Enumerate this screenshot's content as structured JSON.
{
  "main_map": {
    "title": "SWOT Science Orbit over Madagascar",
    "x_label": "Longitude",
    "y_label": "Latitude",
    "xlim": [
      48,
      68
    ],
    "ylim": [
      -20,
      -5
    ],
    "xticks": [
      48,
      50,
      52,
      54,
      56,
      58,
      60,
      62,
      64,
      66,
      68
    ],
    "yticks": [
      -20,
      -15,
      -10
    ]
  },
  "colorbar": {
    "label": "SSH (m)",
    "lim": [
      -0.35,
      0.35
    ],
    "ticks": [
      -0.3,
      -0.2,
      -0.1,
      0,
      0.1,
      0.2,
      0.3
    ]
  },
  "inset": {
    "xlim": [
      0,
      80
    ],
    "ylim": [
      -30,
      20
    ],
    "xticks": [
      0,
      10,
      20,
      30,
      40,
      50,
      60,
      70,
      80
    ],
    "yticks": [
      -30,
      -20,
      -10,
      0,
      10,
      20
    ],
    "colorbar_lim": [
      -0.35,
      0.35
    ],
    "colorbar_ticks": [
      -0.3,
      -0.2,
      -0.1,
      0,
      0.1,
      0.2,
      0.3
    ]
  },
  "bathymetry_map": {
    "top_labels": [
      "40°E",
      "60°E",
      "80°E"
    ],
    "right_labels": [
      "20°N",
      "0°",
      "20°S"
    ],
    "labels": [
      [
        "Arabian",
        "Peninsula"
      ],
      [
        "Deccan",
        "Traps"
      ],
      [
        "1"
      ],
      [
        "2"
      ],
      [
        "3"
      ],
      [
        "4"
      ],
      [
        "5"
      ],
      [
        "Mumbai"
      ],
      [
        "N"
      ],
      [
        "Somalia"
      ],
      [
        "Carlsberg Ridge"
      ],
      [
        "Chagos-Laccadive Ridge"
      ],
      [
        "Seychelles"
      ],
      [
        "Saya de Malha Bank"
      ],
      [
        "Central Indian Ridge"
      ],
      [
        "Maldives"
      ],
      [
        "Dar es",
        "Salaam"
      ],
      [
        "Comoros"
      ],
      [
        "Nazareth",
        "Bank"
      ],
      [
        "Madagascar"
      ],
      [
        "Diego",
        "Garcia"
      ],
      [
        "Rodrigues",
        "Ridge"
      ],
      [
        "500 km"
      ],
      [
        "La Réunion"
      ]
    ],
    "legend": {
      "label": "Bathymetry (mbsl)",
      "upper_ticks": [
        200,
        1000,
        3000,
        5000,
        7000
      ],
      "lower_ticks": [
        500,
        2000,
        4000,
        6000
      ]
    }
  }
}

•••••

[Instructions for the task]: Out of the material above, select every line that holds the string "Madagascar".

[Complete response]:
    "title": "SWOT Science Orbit over Madagascar",
        "Madagascar"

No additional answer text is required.